---- Available records
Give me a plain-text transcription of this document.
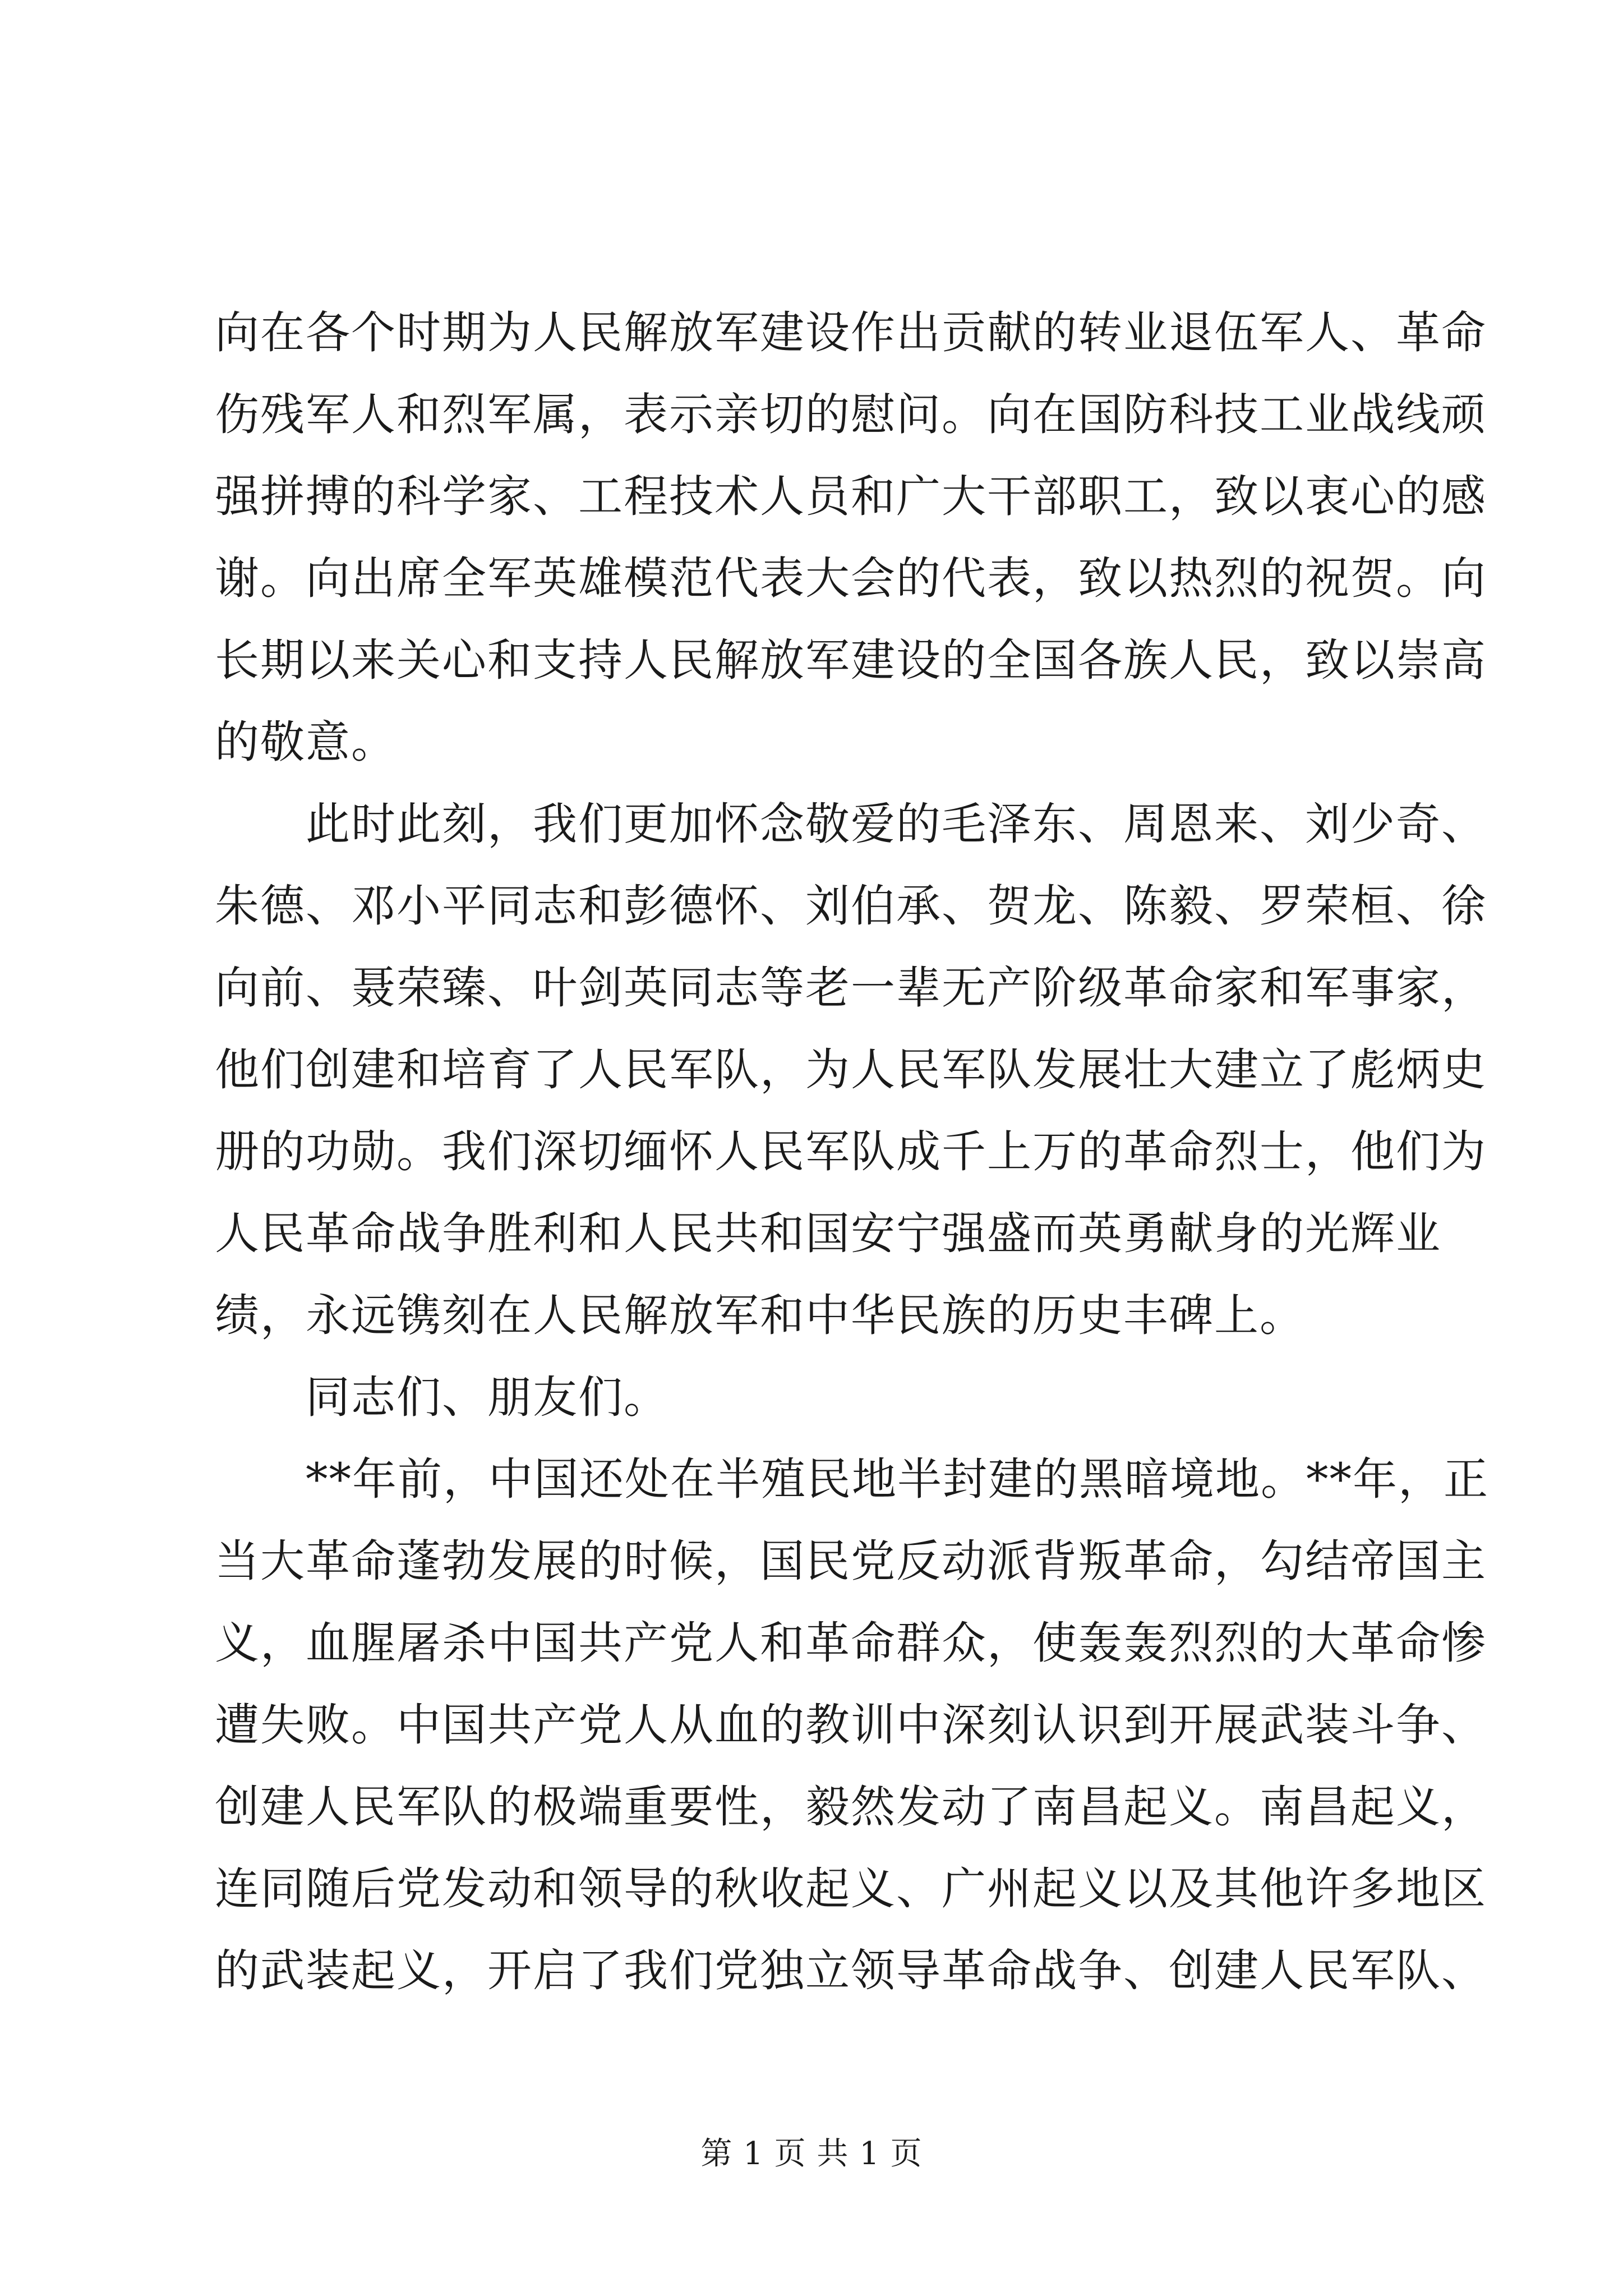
向在各个时期为人民解放军建设作出贡献的转业退伍军人、革命
伤残军人和烈军属，表示亲切的慰问。向在国防科技工业战线顽
强拼搏的科学家、工程技术人员和广大干部职工，致以衷心的感
谢。向出席全军英雄模范代表大会的代表，致以热烈的祝贺。向
长期以来关心和支持人民解放军建设的全国各族人民，致以崇高
的敬意。
　　此时此刻，我们更加怀念敬爱的毛泽东、周恩来、刘少奇、
朱德、邓小平同志和彭德怀、刘伯承、贺龙、陈毅、罗荣桓、徐
向前、聂荣臻、叶剑英同志等老一辈无产阶级革命家和军事家，
他们创建和培育了人民军队，为人民军队发展壮大建立了彪炳史
册的功勋。我们深切缅怀人民军队成千上万的革命烈士，他们为
人民革命战争胜利和人民共和国安宁强盛而英勇献身的光辉业
绩，永远镌刻在人民解放军和中华民族的历史丰碑上。
　　同志们、朋友们。
　　**年前，中国还处在半殖民地半封建的黑暗境地。**年，正
当大革命蓬勃发展的时候，国民党反动派背叛革命，勾结帝国主
义，血腥屠杀中国共产党人和革命群众，使轰轰烈烈的大革命惨
遭失败。中国共产党人从血的教训中深刻认识到开展武装斗争、
创建人民军队的极端重要性，毅然发动了南昌起义。南昌起义，
连同随后党发动和领导的秋收起义、广州起义以及其他许多地区
的武装起义，开启了我们党独立领导革命战争、创建人民军队、
第 1 页 共 1 页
--------
> [Task prompt]:
Repeat all the records above exactly, leaving out any pictures.

> [Final result]:
Give me a plain-text transcription of this document.
向在各个时期为人民解放军建设作出贡献的转业退伍军人、革命
伤残军人和烈军属，表示亲切的慰问。向在国防科技工业战线顽
强拼搏的科学家、工程技术人员和广大干部职工，致以衷心的感
谢。向出席全军英雄模范代表大会的代表，致以热烈的祝贺。向
长期以来关心和支持人民解放军建设的全国各族人民，致以崇高
的敬意。
　　此时此刻，我们更加怀念敬爱的毛泽东、周恩来、刘少奇、
朱德、邓小平同志和彭德怀、刘伯承、贺龙、陈毅、罗荣桓、徐
向前、聂荣臻、叶剑英同志等老一辈无产阶级革命家和军事家，
他们创建和培育了人民军队，为人民军队发展壮大建立了彪炳史
册的功勋。我们深切缅怀人民军队成千上万的革命烈士，他们为
人民革命战争胜利和人民共和国安宁强盛而英勇献身的光辉业
绩，永远镌刻在人民解放军和中华民族的历史丰碑上。
　　同志们、朋友们。
　　**年前，中国还处在半殖民地半封建的黑暗境地。**年，正
当大革命蓬勃发展的时候，国民党反动派背叛革命，勾结帝国主
义，血腥屠杀中国共产党人和革命群众，使轰轰烈烈的大革命惨
遭失败。中国共产党人从血的教训中深刻认识到开展武装斗争、
创建人民军队的极端重要性，毅然发动了南昌起义。南昌起义，
连同随后党发动和领导的秋收起义、广州起义以及其他许多地区
的武装起义，开启了我们党独立领导革命战争、创建人民军队、
第 1 页 共 1 页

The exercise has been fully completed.